AIM OF THE TASK: Reproduce the listing exactly and skip over any pictures.

LISTED RECORDS:
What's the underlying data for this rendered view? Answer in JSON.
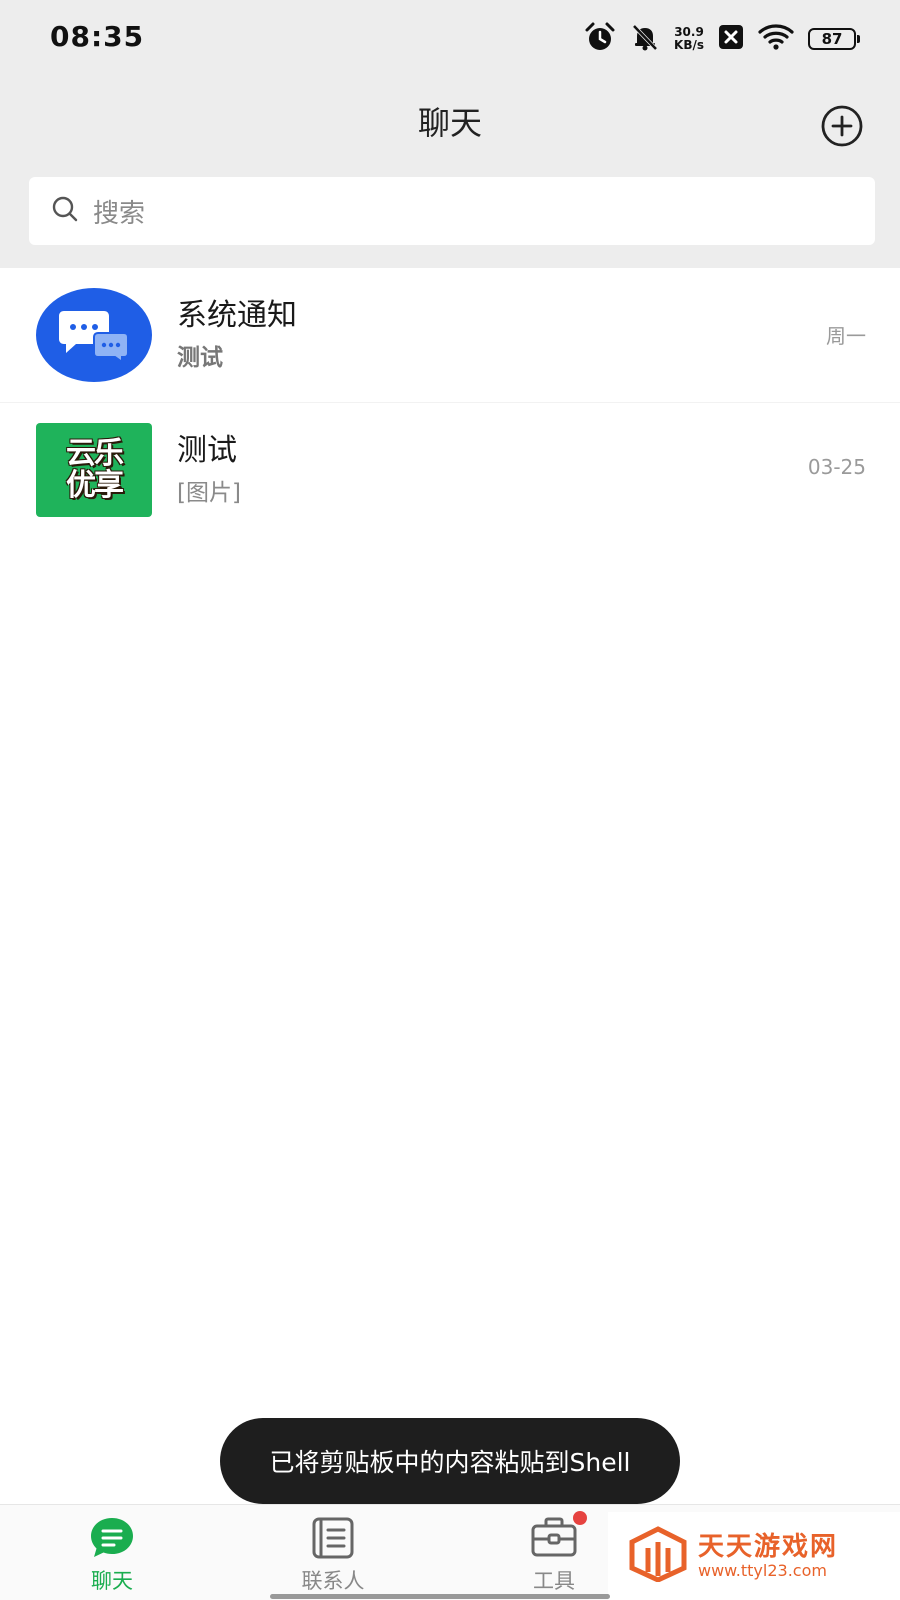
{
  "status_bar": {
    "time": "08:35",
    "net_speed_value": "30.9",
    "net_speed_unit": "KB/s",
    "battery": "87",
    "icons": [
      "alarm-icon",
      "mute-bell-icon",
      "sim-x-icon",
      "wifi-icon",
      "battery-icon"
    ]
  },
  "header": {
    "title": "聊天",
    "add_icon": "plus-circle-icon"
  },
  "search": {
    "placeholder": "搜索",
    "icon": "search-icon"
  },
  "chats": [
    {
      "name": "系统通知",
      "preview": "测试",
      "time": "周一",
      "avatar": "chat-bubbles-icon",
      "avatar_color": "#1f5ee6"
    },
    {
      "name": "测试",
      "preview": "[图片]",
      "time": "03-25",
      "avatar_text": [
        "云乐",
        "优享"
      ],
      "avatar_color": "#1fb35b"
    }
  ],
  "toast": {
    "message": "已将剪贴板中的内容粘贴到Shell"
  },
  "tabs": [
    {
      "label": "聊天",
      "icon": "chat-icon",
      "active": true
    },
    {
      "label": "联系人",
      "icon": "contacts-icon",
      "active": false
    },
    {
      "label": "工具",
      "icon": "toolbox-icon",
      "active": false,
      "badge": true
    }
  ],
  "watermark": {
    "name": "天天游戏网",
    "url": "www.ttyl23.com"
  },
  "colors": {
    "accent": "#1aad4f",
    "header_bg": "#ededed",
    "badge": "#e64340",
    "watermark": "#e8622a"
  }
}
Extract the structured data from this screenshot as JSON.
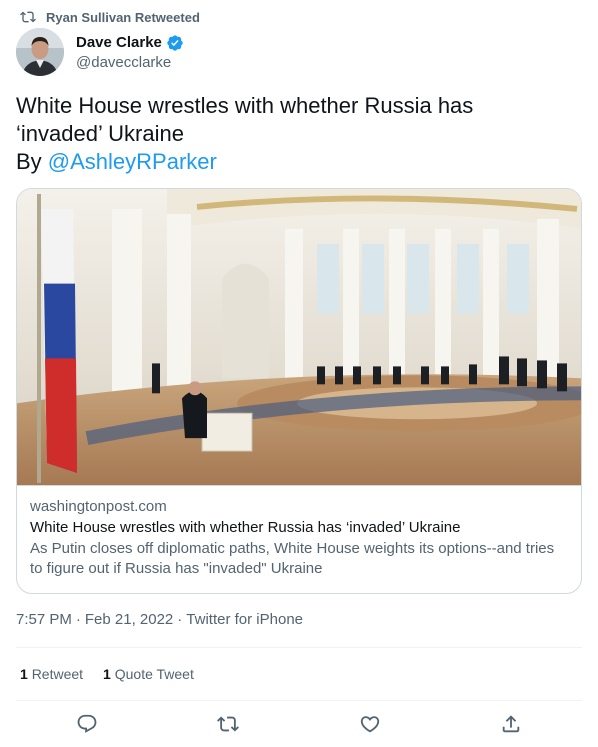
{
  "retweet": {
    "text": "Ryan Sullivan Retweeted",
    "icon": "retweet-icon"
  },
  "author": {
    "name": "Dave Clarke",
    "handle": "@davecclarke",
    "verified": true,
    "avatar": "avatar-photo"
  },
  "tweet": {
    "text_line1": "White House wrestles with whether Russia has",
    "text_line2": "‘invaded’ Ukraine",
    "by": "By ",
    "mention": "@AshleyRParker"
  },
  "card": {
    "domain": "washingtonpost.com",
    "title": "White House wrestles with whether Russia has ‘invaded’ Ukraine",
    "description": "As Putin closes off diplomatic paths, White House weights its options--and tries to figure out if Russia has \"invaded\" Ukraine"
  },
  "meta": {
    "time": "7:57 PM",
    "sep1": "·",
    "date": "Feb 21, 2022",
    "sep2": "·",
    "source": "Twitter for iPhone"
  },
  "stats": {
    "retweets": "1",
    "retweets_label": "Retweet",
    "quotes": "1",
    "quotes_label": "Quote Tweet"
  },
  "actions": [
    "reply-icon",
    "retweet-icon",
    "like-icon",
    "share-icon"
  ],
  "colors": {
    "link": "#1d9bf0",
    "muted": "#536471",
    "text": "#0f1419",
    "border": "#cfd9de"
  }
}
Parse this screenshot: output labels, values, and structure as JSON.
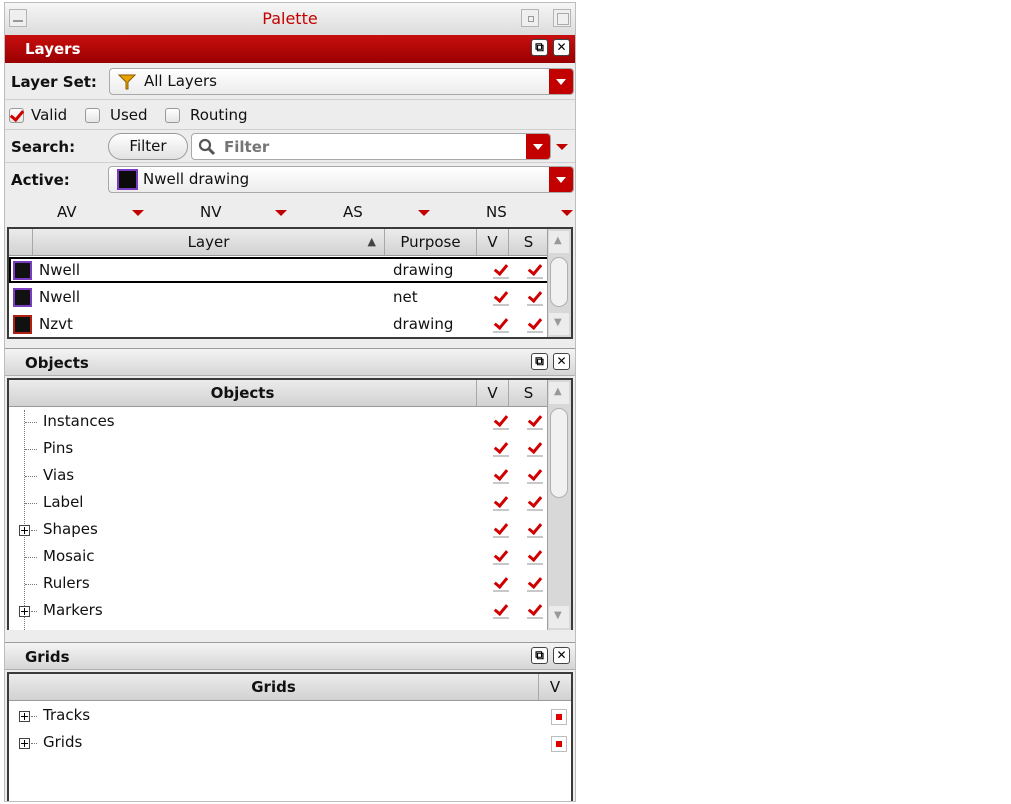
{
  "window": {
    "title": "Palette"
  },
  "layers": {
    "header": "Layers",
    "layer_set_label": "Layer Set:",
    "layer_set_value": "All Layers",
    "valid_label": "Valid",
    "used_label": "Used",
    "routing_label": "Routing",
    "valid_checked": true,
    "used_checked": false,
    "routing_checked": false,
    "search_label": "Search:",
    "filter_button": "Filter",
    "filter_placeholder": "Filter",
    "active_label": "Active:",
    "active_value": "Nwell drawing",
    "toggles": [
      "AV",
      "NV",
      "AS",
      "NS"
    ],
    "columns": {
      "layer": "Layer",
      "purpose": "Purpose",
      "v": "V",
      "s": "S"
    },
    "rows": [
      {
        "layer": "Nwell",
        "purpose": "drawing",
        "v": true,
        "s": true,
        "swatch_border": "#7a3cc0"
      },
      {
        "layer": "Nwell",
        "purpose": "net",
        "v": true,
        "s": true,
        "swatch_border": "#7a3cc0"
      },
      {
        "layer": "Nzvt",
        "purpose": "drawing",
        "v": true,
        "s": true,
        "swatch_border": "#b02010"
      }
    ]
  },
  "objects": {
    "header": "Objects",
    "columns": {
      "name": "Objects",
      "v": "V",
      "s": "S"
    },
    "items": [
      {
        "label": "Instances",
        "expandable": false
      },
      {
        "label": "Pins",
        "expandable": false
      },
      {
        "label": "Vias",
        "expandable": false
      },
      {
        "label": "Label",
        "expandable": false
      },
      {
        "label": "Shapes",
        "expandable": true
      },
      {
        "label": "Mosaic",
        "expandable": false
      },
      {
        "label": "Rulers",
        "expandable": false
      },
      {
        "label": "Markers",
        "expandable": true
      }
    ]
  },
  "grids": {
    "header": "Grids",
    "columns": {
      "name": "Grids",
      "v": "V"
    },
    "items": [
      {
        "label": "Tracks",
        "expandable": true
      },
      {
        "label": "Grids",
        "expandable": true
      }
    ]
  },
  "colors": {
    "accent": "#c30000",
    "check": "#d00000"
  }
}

OUTPUT BELOW:
What's the underlying data for this rendered view? Answer in JSON.
{
  "status_bar": {
    "time": "08:35",
    "net_speed_value": "30.9",
    "net_speed_unit": "KB/s",
    "battery": "87",
    "icons": [
      "alarm-icon",
      "mute-bell-icon",
      "sim-x-icon",
      "wifi-icon",
      "battery-icon"
    ]
  },
  "header": {
    "title": "聊天",
    "add_icon": "plus-circle-icon"
  },
  "search": {
    "placeholder": "搜索",
    "icon": "search-icon"
  },
  "chats": [
    {
      "name": "系统通知",
      "preview": "测试",
      "time": "周一",
      "avatar": "chat-bubbles-icon",
      "avatar_color": "#1f5ee6"
    },
    {
      "name": "测试",
      "preview": "[图片]",
      "time": "03-25",
      "avatar_text": [
        "云乐",
        "优享"
      ],
      "avatar_color": "#1fb35b"
    }
  ],
  "toast": {
    "message": "已将剪贴板中的内容粘贴到Shell"
  },
  "tabs": [
    {
      "label": "聊天",
      "icon": "chat-icon",
      "active": true
    },
    {
      "label": "联系人",
      "icon": "contacts-icon",
      "active": false
    },
    {
      "label": "工具",
      "icon": "toolbox-icon",
      "active": false,
      "badge": true
    }
  ],
  "watermark": {
    "name": "天天游戏网",
    "url": "www.ttyl23.com"
  },
  "colors": {
    "accent": "#1aad4f",
    "header_bg": "#ededed",
    "badge": "#e64340",
    "watermark": "#e8622a"
  }
}
Extract the structured data from this screenshot as JSON.
{
  "retweet": {
    "text": "Ryan Sullivan Retweeted",
    "icon": "retweet-icon"
  },
  "author": {
    "name": "Dave Clarke",
    "handle": "@davecclarke",
    "verified": true,
    "avatar": "avatar-photo"
  },
  "tweet": {
    "text_line1": "White House wrestles with whether Russia has",
    "text_line2": "‘invaded’ Ukraine",
    "by": "By ",
    "mention": "@AshleyRParker"
  },
  "card": {
    "domain": "washingtonpost.com",
    "title": "White House wrestles with whether Russia has ‘invaded’ Ukraine",
    "description": "As Putin closes off diplomatic paths, White House weights its options--and tries to figure out if Russia has \"invaded\" Ukraine"
  },
  "meta": {
    "time": "7:57 PM",
    "sep1": "·",
    "date": "Feb 21, 2022",
    "sep2": "·",
    "source": "Twitter for iPhone"
  },
  "stats": {
    "retweets": "1",
    "retweets_label": "Retweet",
    "quotes": "1",
    "quotes_label": "Quote Tweet"
  },
  "actions": [
    "reply-icon",
    "retweet-icon",
    "like-icon",
    "share-icon"
  ],
  "colors": {
    "link": "#1d9bf0",
    "muted": "#536471",
    "text": "#0f1419",
    "border": "#cfd9de"
  }
}
Parse this screenshot: output labels, values, and structure as JSON.
{
  "window": {
    "title": "Palette"
  },
  "layers": {
    "header": "Layers",
    "layer_set_label": "Layer Set:",
    "layer_set_value": "All Layers",
    "valid_label": "Valid",
    "used_label": "Used",
    "routing_label": "Routing",
    "valid_checked": true,
    "used_checked": false,
    "routing_checked": false,
    "search_label": "Search:",
    "filter_button": "Filter",
    "filter_placeholder": "Filter",
    "active_label": "Active:",
    "active_value": "Nwell drawing",
    "toggles": [
      "AV",
      "NV",
      "AS",
      "NS"
    ],
    "columns": {
      "layer": "Layer",
      "purpose": "Purpose",
      "v": "V",
      "s": "S"
    },
    "rows": [
      {
        "layer": "Nwell",
        "purpose": "drawing",
        "v": true,
        "s": true,
        "swatch_border": "#7a3cc0"
      },
      {
        "layer": "Nwell",
        "purpose": "net",
        "v": true,
        "s": true,
        "swatch_border": "#7a3cc0"
      },
      {
        "layer": "Nzvt",
        "purpose": "drawing",
        "v": true,
        "s": true,
        "swatch_border": "#b02010"
      }
    ]
  },
  "objects": {
    "header": "Objects",
    "columns": {
      "name": "Objects",
      "v": "V",
      "s": "S"
    },
    "items": [
      {
        "label": "Instances",
        "expandable": false
      },
      {
        "label": "Pins",
        "expandable": false
      },
      {
        "label": "Vias",
        "expandable": false
      },
      {
        "label": "Label",
        "expandable": false
      },
      {
        "label": "Shapes",
        "expandable": true
      },
      {
        "label": "Mosaic",
        "expandable": false
      },
      {
        "label": "Rulers",
        "expandable": false
      },
      {
        "label": "Markers",
        "expandable": true
      }
    ]
  },
  "grids": {
    "header": "Grids",
    "columns": {
      "name": "Grids",
      "v": "V"
    },
    "items": [
      {
        "label": "Tracks",
        "expandable": true
      },
      {
        "label": "Grids",
        "expandable": true
      }
    ]
  },
  "colors": {
    "accent": "#c30000",
    "check": "#d00000"
  }
}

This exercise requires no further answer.